━━━━━ DATASET RECORDS

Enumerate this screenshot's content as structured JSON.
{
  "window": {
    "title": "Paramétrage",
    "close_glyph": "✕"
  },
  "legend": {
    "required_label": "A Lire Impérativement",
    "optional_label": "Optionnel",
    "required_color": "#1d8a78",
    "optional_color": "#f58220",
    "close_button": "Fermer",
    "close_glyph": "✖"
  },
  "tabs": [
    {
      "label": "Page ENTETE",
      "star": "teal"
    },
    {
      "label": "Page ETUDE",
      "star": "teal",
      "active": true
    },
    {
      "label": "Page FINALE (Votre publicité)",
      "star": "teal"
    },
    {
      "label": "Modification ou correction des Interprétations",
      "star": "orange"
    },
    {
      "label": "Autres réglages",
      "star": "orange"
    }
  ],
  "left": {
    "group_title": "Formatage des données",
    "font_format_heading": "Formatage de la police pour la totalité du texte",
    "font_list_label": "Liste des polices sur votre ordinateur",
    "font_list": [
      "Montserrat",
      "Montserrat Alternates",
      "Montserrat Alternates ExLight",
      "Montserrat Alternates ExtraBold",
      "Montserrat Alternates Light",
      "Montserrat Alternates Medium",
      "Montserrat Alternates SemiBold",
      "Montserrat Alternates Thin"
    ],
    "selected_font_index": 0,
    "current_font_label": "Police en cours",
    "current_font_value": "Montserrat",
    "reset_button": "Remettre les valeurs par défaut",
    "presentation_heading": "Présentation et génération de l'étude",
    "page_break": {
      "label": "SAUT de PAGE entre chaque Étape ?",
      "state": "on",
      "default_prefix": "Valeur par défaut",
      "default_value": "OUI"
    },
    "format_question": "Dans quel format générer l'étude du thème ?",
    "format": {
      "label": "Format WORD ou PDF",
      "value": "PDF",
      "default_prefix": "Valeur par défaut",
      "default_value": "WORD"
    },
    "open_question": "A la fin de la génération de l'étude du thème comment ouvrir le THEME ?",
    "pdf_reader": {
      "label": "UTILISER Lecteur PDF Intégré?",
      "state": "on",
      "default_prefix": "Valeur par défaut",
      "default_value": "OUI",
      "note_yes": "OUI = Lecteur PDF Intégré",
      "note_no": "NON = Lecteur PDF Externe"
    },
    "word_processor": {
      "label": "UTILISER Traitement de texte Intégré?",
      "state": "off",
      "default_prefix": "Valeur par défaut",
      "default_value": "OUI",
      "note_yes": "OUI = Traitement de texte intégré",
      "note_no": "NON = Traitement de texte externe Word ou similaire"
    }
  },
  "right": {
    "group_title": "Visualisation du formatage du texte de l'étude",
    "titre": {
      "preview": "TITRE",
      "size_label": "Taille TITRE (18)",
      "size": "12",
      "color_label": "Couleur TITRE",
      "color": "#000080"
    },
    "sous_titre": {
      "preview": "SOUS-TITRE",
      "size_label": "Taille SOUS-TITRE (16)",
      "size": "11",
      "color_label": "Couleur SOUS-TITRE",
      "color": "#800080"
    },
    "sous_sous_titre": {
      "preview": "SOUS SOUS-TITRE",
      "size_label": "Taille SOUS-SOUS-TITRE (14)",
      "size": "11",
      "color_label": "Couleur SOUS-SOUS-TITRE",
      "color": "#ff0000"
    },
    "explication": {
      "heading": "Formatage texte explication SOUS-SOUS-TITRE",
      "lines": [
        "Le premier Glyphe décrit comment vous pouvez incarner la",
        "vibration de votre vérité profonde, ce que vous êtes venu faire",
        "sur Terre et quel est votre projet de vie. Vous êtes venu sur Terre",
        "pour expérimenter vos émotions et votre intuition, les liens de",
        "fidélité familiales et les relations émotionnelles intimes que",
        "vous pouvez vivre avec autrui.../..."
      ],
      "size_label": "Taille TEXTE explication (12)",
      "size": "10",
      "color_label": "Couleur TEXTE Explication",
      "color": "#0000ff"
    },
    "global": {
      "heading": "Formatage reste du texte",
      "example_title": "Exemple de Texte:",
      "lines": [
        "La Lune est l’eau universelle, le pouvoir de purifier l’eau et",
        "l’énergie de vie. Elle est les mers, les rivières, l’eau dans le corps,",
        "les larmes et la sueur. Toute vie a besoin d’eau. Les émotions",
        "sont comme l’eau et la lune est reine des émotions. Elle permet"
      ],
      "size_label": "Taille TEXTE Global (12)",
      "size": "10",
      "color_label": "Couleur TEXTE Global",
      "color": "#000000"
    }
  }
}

━━━━━━━━━━

§ WHAT THE EXERCISE ASKS: Output the records verbatim, from the first line to the last.

§ EXPECTED ANSWER:
Enumerate this screenshot's content as structured JSON.
{
  "window": {
    "title": "Paramétrage",
    "close_glyph": "✕"
  },
  "legend": {
    "required_label": "A Lire Impérativement",
    "optional_label": "Optionnel",
    "required_color": "#1d8a78",
    "optional_color": "#f58220",
    "close_button": "Fermer",
    "close_glyph": "✖"
  },
  "tabs": [
    {
      "label": "Page ENTETE",
      "star": "teal"
    },
    {
      "label": "Page ETUDE",
      "star": "teal",
      "active": true
    },
    {
      "label": "Page FINALE (Votre publicité)",
      "star": "teal"
    },
    {
      "label": "Modification ou correction des Interprétations",
      "star": "orange"
    },
    {
      "label": "Autres réglages",
      "star": "orange"
    }
  ],
  "left": {
    "group_title": "Formatage des données",
    "font_format_heading": "Formatage de la police pour la totalité du texte",
    "font_list_label": "Liste des polices sur votre ordinateur",
    "font_list": [
      "Montserrat",
      "Montserrat Alternates",
      "Montserrat Alternates ExLight",
      "Montserrat Alternates ExtraBold",
      "Montserrat Alternates Light",
      "Montserrat Alternates Medium",
      "Montserrat Alternates SemiBold",
      "Montserrat Alternates Thin"
    ],
    "selected_font_index": 0,
    "current_font_label": "Police en cours",
    "current_font_value": "Montserrat",
    "reset_button": "Remettre les valeurs par défaut",
    "presentation_heading": "Présentation et génération de l'étude",
    "page_break": {
      "label": "SAUT de PAGE entre chaque Étape ?",
      "state": "on",
      "default_prefix": "Valeur par défaut",
      "default_value": "OUI"
    },
    "format_question": "Dans quel format générer l'étude du thème ?",
    "format": {
      "label": "Format WORD ou PDF",
      "value": "PDF",
      "default_prefix": "Valeur par défaut",
      "default_value": "WORD"
    },
    "open_question": "A la fin de la génération de l'étude du thème comment ouvrir le THEME ?",
    "pdf_reader": {
      "label": "UTILISER Lecteur PDF Intégré?",
      "state": "on",
      "default_prefix": "Valeur par défaut",
      "default_value": "OUI",
      "note_yes": "OUI = Lecteur PDF Intégré",
      "note_no": "NON = Lecteur PDF Externe"
    },
    "word_processor": {
      "label": "UTILISER Traitement de texte Intégré?",
      "state": "off",
      "default_prefix": "Valeur par défaut",
      "default_value": "OUI",
      "note_yes": "OUI = Traitement de texte intégré",
      "note_no": "NON = Traitement de texte externe Word ou similaire"
    }
  },
  "right": {
    "group_title": "Visualisation du formatage du texte de l'étude",
    "titre": {
      "preview": "TITRE",
      "size_label": "Taille TITRE (18)",
      "size": "12",
      "color_label": "Couleur TITRE",
      "color": "#000080"
    },
    "sous_titre": {
      "preview": "SOUS-TITRE",
      "size_label": "Taille SOUS-TITRE (16)",
      "size": "11",
      "color_label": "Couleur SOUS-TITRE",
      "color": "#800080"
    },
    "sous_sous_titre": {
      "preview": "SOUS SOUS-TITRE",
      "size_label": "Taille SOUS-SOUS-TITRE (14)",
      "size": "11",
      "color_label": "Couleur SOUS-SOUS-TITRE",
      "color": "#ff0000"
    },
    "explication": {
      "heading": "Formatage texte explication SOUS-SOUS-TITRE",
      "lines": [
        "Le premier Glyphe décrit comment vous pouvez incarner la",
        "vibration de votre vérité profonde, ce que vous êtes venu faire",
        "sur Terre et quel est votre projet de vie. Vous êtes venu sur Terre",
        "pour expérimenter vos émotions et votre intuition, les liens de",
        "fidélité familiales et les relations émotionnelles intimes que",
        "vous pouvez vivre avec autrui.../..."
      ],
      "size_label": "Taille TEXTE explication (12)",
      "size": "10",
      "color_label": "Couleur TEXTE Explication",
      "color": "#0000ff"
    },
    "global": {
      "heading": "Formatage reste du texte",
      "example_title": "Exemple de Texte:",
      "lines": [
        "La Lune est l’eau universelle, le pouvoir de purifier l’eau et",
        "l’énergie de vie. Elle est les mers, les rivières, l’eau dans le corps,",
        "les larmes et la sueur. Toute vie a besoin d’eau. Les émotions",
        "sont comme l’eau et la lune est reine des émotions. Elle permet"
      ],
      "size_label": "Taille TEXTE Global (12)",
      "size": "10",
      "color_label": "Couleur TEXTE Global",
      "color": "#000000"
    }
  }
}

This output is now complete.